> To be done
Show every line that has the string "name" in it.

Collected data entries:
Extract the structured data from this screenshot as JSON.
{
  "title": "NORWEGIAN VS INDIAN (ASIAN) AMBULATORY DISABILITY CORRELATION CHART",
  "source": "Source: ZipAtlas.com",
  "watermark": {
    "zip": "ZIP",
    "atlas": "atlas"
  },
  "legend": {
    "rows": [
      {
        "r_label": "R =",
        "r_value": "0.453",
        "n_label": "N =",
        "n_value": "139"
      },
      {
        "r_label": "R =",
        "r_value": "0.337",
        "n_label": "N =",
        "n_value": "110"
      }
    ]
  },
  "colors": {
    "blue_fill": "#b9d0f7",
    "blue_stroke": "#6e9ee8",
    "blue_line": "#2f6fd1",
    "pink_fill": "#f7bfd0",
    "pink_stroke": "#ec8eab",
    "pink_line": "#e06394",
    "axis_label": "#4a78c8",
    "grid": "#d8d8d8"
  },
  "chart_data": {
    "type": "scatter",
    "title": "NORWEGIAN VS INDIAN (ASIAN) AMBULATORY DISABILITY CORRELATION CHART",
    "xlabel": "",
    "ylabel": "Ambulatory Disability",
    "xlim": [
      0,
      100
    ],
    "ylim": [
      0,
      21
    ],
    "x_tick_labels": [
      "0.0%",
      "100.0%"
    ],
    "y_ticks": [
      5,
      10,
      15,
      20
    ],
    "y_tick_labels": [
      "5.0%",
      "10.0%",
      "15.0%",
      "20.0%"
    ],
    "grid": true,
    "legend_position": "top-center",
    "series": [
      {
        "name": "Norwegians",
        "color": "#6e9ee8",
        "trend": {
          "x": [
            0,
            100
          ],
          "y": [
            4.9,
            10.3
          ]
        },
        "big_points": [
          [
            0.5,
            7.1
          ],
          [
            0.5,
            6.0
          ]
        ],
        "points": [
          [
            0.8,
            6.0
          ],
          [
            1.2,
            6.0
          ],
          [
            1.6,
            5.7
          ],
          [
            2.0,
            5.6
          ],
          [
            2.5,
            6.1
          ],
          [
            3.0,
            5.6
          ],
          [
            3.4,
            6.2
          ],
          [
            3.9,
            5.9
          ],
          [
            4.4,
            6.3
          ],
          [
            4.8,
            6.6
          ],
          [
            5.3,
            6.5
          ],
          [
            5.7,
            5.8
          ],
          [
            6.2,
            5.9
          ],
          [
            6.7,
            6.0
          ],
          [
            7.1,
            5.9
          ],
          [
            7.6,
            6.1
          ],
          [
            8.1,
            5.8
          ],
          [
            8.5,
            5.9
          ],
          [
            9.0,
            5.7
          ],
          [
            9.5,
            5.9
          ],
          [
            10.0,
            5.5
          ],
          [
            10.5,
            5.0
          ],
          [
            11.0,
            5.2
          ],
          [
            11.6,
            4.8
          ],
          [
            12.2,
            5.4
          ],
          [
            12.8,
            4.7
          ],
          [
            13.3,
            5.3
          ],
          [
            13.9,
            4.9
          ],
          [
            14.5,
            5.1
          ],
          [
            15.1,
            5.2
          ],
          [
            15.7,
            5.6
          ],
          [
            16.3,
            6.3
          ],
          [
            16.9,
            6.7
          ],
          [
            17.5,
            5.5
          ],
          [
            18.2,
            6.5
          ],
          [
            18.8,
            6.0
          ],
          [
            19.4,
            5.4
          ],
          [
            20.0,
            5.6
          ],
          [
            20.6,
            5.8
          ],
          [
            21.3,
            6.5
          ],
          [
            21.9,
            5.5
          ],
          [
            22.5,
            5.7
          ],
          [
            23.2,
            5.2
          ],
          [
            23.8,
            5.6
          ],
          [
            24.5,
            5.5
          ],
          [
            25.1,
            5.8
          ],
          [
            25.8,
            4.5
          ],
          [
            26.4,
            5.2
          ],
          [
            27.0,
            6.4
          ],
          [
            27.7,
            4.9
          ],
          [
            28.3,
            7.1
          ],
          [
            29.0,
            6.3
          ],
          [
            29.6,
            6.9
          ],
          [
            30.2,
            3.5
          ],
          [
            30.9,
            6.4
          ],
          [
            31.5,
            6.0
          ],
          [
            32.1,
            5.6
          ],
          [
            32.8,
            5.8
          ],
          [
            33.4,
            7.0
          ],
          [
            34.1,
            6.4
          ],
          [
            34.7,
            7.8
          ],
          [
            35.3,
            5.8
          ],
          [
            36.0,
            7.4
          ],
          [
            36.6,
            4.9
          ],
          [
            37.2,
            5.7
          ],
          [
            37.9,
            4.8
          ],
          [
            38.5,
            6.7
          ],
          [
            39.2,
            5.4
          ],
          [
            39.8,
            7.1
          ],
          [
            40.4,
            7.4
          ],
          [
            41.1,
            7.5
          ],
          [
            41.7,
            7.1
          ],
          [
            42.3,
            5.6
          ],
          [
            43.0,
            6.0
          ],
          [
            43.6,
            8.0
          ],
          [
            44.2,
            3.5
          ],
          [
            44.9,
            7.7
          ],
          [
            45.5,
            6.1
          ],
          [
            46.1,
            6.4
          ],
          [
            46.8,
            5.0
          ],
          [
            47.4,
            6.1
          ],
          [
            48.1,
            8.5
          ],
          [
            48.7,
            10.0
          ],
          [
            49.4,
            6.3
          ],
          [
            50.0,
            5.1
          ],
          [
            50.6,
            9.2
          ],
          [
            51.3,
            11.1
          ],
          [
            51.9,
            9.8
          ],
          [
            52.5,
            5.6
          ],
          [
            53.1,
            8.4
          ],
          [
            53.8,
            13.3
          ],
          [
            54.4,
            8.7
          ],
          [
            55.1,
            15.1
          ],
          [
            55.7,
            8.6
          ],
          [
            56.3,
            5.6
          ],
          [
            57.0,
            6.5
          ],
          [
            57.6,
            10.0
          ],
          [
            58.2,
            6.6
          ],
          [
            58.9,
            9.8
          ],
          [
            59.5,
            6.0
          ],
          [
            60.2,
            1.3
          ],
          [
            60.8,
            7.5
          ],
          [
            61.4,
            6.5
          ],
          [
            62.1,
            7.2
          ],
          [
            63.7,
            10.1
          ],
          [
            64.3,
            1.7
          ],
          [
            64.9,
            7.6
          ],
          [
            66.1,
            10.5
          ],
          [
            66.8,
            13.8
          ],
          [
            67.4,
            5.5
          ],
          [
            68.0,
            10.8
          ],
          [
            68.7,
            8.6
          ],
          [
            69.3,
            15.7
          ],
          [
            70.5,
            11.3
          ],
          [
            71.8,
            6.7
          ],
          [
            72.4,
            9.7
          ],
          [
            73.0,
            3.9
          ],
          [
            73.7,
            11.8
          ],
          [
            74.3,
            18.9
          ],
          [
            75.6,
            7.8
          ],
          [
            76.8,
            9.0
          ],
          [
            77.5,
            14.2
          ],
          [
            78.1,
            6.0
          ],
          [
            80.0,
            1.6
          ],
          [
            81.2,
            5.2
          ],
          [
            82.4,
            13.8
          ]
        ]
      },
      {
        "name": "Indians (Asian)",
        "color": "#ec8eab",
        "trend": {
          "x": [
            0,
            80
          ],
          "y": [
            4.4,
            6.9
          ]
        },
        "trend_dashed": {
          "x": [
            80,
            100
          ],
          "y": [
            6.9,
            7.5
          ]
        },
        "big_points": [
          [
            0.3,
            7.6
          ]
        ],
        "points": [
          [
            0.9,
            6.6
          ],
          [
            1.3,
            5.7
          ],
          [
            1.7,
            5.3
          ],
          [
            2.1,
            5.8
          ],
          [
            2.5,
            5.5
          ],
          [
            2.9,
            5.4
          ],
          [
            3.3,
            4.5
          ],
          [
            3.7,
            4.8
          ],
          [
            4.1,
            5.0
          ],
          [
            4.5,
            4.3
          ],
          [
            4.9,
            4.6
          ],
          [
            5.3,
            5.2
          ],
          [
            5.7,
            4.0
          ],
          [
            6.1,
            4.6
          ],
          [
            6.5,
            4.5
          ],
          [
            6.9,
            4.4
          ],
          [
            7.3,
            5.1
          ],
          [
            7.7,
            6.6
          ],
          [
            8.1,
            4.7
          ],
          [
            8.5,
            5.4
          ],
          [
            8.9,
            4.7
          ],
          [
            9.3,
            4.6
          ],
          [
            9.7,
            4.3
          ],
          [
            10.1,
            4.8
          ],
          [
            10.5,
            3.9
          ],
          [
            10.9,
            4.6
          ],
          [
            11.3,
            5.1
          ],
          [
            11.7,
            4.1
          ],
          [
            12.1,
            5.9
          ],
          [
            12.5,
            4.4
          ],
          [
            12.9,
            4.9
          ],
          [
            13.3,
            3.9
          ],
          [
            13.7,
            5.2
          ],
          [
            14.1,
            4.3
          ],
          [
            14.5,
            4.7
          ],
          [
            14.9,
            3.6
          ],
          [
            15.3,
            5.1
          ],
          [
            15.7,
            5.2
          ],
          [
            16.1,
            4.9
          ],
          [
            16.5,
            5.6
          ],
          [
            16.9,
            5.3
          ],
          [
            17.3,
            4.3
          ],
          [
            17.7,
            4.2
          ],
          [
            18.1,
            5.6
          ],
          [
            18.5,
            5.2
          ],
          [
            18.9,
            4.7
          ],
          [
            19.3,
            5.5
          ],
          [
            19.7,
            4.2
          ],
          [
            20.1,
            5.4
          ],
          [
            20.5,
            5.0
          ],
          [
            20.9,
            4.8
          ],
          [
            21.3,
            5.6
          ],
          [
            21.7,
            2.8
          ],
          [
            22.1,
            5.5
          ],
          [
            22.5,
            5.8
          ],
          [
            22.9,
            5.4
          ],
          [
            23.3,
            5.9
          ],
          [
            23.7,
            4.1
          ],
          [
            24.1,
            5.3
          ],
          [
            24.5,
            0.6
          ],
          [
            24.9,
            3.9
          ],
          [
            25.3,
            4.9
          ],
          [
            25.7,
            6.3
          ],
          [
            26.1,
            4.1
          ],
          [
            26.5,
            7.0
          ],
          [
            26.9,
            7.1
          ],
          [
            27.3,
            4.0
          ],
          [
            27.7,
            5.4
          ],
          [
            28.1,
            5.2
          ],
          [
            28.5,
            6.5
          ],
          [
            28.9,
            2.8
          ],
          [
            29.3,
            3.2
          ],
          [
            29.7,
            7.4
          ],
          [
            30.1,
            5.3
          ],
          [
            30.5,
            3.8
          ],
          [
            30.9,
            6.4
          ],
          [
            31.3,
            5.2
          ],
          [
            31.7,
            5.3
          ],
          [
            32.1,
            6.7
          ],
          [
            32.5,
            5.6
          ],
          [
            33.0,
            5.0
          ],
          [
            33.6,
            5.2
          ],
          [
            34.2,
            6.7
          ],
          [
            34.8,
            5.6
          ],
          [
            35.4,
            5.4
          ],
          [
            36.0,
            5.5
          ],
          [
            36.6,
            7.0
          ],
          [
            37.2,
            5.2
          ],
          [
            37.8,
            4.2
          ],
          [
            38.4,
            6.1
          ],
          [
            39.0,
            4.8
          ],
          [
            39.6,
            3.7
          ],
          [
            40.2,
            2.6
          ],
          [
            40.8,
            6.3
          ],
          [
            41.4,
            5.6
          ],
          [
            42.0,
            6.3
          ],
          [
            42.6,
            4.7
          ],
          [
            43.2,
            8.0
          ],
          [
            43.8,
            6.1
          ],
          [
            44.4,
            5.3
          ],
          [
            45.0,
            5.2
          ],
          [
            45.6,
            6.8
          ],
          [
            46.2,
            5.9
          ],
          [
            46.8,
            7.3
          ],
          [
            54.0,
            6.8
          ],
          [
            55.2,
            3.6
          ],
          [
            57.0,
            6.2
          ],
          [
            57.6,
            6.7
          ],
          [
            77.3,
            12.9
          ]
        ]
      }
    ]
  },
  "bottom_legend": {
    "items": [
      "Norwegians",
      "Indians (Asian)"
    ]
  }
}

> The completed task
        "name": "Norwegians",
        "name": "Indians (Asian)",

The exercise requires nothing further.